| Entries |
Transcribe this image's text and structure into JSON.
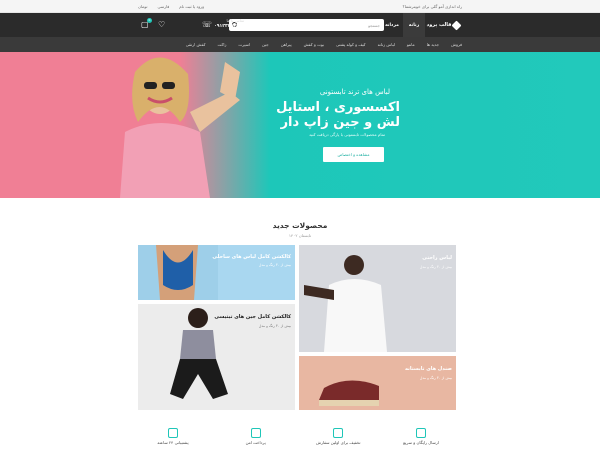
{
  "topbar": {
    "help_text": "راه اندازی آمو گلی برای خوبترشما؟",
    "login": "ورود یا ثبت نام",
    "language": "فارسی",
    "currency": "تومان"
  },
  "header": {
    "logo": "قالب پرود",
    "mode_women": "زنانه",
    "mode_men": "مردانه",
    "search_placeholder": "جستجو",
    "phone_label": "تماس با ما",
    "phone_number": "۰۹۱۲۳۴۵۶۷۸۹",
    "cart_count": "0",
    "accent": "#1fc6b8"
  },
  "categories": [
    "فروش",
    "جدید ها",
    "مانتو",
    "لباس زنانه",
    "کیف و کوله پشتی",
    "بوت و کفش",
    "پیراهن",
    "جین",
    "اسپرت",
    "زاکت",
    "کفش ارتقی"
  ],
  "hero": {
    "subtitle": "لباس های ترند تابستونی",
    "title": "اکسسوری ، استایل لش و جین زاپ دار",
    "desc": "تمام محصولات تابستونی با پارگی دریافت کنید",
    "cta": "مشاهده و اختصاص"
  },
  "new_products": {
    "title": "محصولات جدید",
    "date": "تابستان ۱۴۰۲"
  },
  "tiles": [
    {
      "name": "کالکشن کامل لباس های ساحلی",
      "sub": "بیش از ۳۰ رنگ و مدل"
    },
    {
      "name": "لباس راحتی",
      "sub": "بیش از ۳۰ رنگ و مدل"
    },
    {
      "name": "کالکشن کامل جین های تیتیسی",
      "sub": "بیش از ۳۰ رنگ و مدل"
    },
    {
      "name": "صندل های تابستانه",
      "sub": "بیش از ۳۰ رنگ و مدل"
    }
  ],
  "features": [
    {
      "label": "ارسال رایگان و سریع",
      "icon": "truck-icon"
    },
    {
      "label": "تخفیف برای اولین سفارش",
      "icon": "discount-icon"
    },
    {
      "label": "پرداخت امن",
      "icon": "card-icon"
    },
    {
      "label": "پشتیبانی ۲۴ ساعته",
      "icon": "support-icon"
    }
  ]
}
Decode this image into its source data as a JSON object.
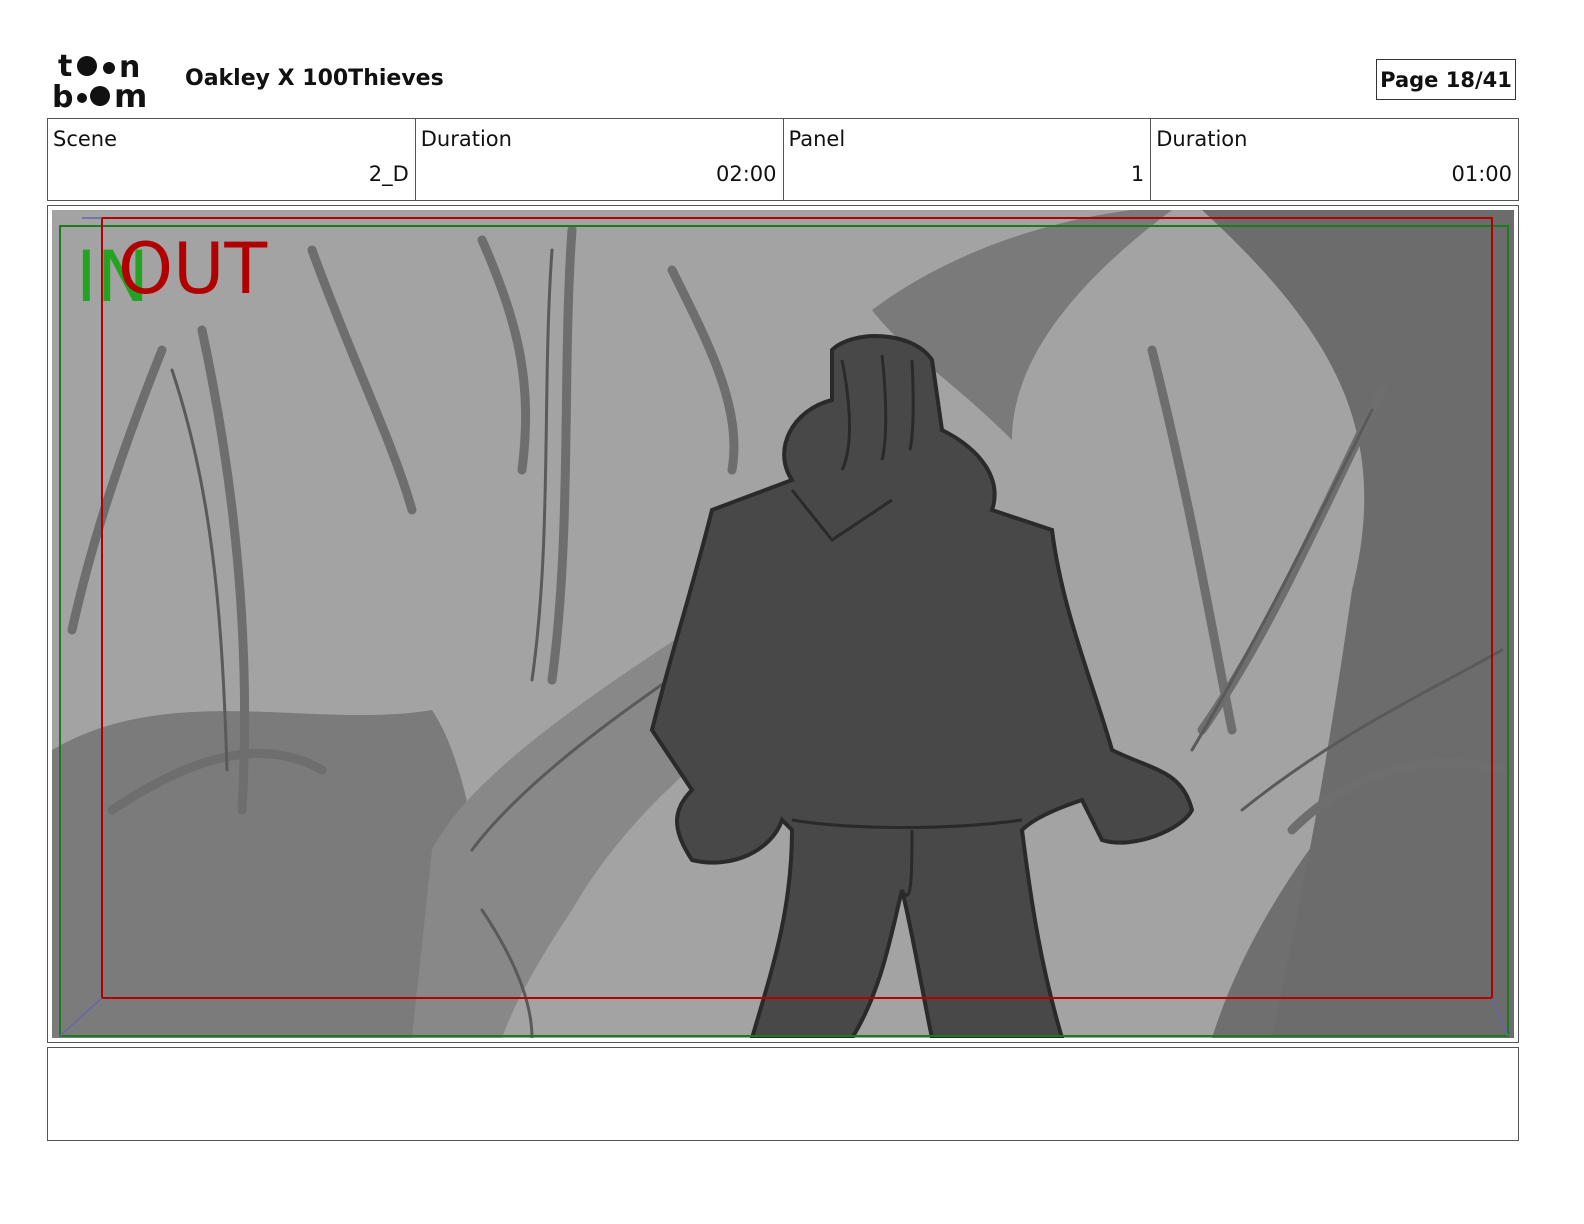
{
  "header": {
    "logo_text": "toon boom",
    "project_title": "Oakley X 100Thieves",
    "page_label": "Page 18/41"
  },
  "info": {
    "scene_label": "Scene",
    "scene_value": "2_D",
    "scene_duration_label": "Duration",
    "scene_duration_value": "02:00",
    "panel_label": "Panel",
    "panel_value": "1",
    "panel_duration_label": "Duration",
    "panel_duration_value": "01:00"
  },
  "panel": {
    "in_marker": "IN",
    "out_marker": "OUT",
    "in_color": "#22a322",
    "out_color": "#b00000"
  },
  "notes": {
    "text": ""
  }
}
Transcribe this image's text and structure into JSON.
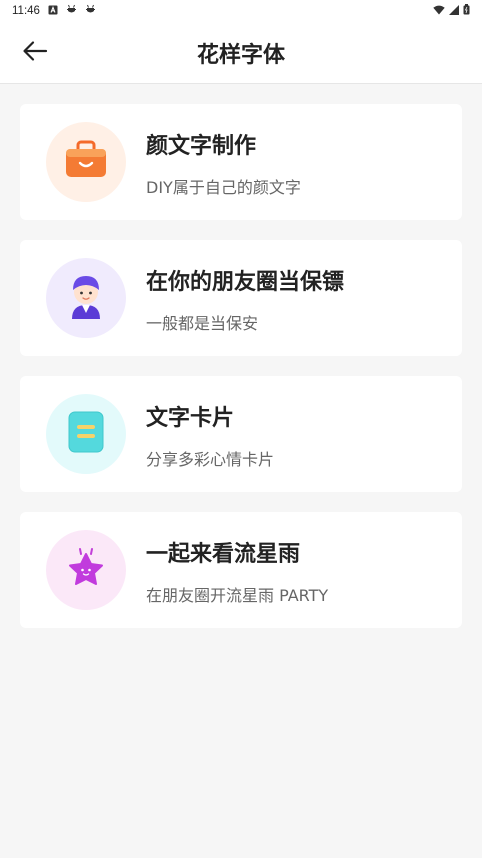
{
  "status_bar": {
    "time": "11:46",
    "icons": [
      "notification-a-icon",
      "bug-icon",
      "bug-icon",
      "wifi-icon",
      "signal-icon",
      "battery-icon"
    ]
  },
  "header": {
    "title": "花样字体",
    "back_icon": "arrow-left-icon"
  },
  "cards": [
    {
      "title": "颜文字制作",
      "desc": "DIY属于自己的颜文字",
      "icon": "bag-icon",
      "icon_bg": "#fff0e6"
    },
    {
      "title": "在你的朋友圈当保镖",
      "desc": "一般都是当保安",
      "icon": "guard-avatar-icon",
      "icon_bg": "#f0ebfd"
    },
    {
      "title": "文字卡片",
      "desc": "分享多彩心情卡片",
      "icon": "card-icon",
      "icon_bg": "#e3fafb"
    },
    {
      "title": "一起来看流星雨",
      "desc": "在朋友圈开流星雨 PARTY",
      "icon": "star-icon",
      "icon_bg": "#fbe8f8"
    }
  ]
}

| Task objective |
Pictures don't belong in the copy. Restate all the entries exactly.

| Solution to the problem |
Transcribe this image's text and structure into JSON.
{
  "topbar": {
    "help_text": "راه اندازی آمو گلی برای خوبترشما؟",
    "login": "ورود یا ثبت نام",
    "language": "فارسی",
    "currency": "تومان"
  },
  "header": {
    "logo": "قالب پرود",
    "mode_women": "زنانه",
    "mode_men": "مردانه",
    "search_placeholder": "جستجو",
    "phone_label": "تماس با ما",
    "phone_number": "۰۹۱۲۳۴۵۶۷۸۹",
    "cart_count": "0",
    "accent": "#1fc6b8"
  },
  "categories": [
    "فروش",
    "جدید ها",
    "مانتو",
    "لباس زنانه",
    "کیف و کوله پشتی",
    "بوت و کفش",
    "پیراهن",
    "جین",
    "اسپرت",
    "زاکت",
    "کفش ارتقی"
  ],
  "hero": {
    "subtitle": "لباس های ترند تابستونی",
    "title": "اکسسوری ، استایل لش و جین زاپ دار",
    "desc": "تمام محصولات تابستونی با پارگی دریافت کنید",
    "cta": "مشاهده و اختصاص"
  },
  "new_products": {
    "title": "محصولات جدید",
    "date": "تابستان ۱۴۰۲"
  },
  "tiles": [
    {
      "name": "کالکشن کامل لباس های ساحلی",
      "sub": "بیش از ۳۰ رنگ و مدل"
    },
    {
      "name": "لباس راحتی",
      "sub": "بیش از ۳۰ رنگ و مدل"
    },
    {
      "name": "کالکشن کامل جین های تیتیسی",
      "sub": "بیش از ۳۰ رنگ و مدل"
    },
    {
      "name": "صندل های تابستانه",
      "sub": "بیش از ۳۰ رنگ و مدل"
    }
  ],
  "features": [
    {
      "label": "ارسال رایگان و سریع",
      "icon": "truck-icon"
    },
    {
      "label": "تخفیف برای اولین سفارش",
      "icon": "discount-icon"
    },
    {
      "label": "پرداخت امن",
      "icon": "card-icon"
    },
    {
      "label": "پشتیبانی ۲۴ ساعته",
      "icon": "support-icon"
    }
  ]
}
Decode this image into its source data as a JSON object.
{
  "header": {
    "logo_text": "toon boom",
    "project_title": "Oakley X 100Thieves",
    "page_label": "Page 18/41"
  },
  "info": {
    "scene_label": "Scene",
    "scene_value": "2_D",
    "scene_duration_label": "Duration",
    "scene_duration_value": "02:00",
    "panel_label": "Panel",
    "panel_value": "1",
    "panel_duration_label": "Duration",
    "panel_duration_value": "01:00"
  },
  "panel": {
    "in_marker": "IN",
    "out_marker": "OUT",
    "in_color": "#22a322",
    "out_color": "#b00000"
  },
  "notes": {
    "text": ""
  }
}
Transcribe this image's text and structure into JSON.
{
  "status_bar": {
    "time": "11:46",
    "icons": [
      "notification-a-icon",
      "bug-icon",
      "bug-icon",
      "wifi-icon",
      "signal-icon",
      "battery-icon"
    ]
  },
  "header": {
    "title": "花样字体",
    "back_icon": "arrow-left-icon"
  },
  "cards": [
    {
      "title": "颜文字制作",
      "desc": "DIY属于自己的颜文字",
      "icon": "bag-icon",
      "icon_bg": "#fff0e6"
    },
    {
      "title": "在你的朋友圈当保镖",
      "desc": "一般都是当保安",
      "icon": "guard-avatar-icon",
      "icon_bg": "#f0ebfd"
    },
    {
      "title": "文字卡片",
      "desc": "分享多彩心情卡片",
      "icon": "card-icon",
      "icon_bg": "#e3fafb"
    },
    {
      "title": "一起来看流星雨",
      "desc": "在朋友圈开流星雨 PARTY",
      "icon": "star-icon",
      "icon_bg": "#fbe8f8"
    }
  ]
}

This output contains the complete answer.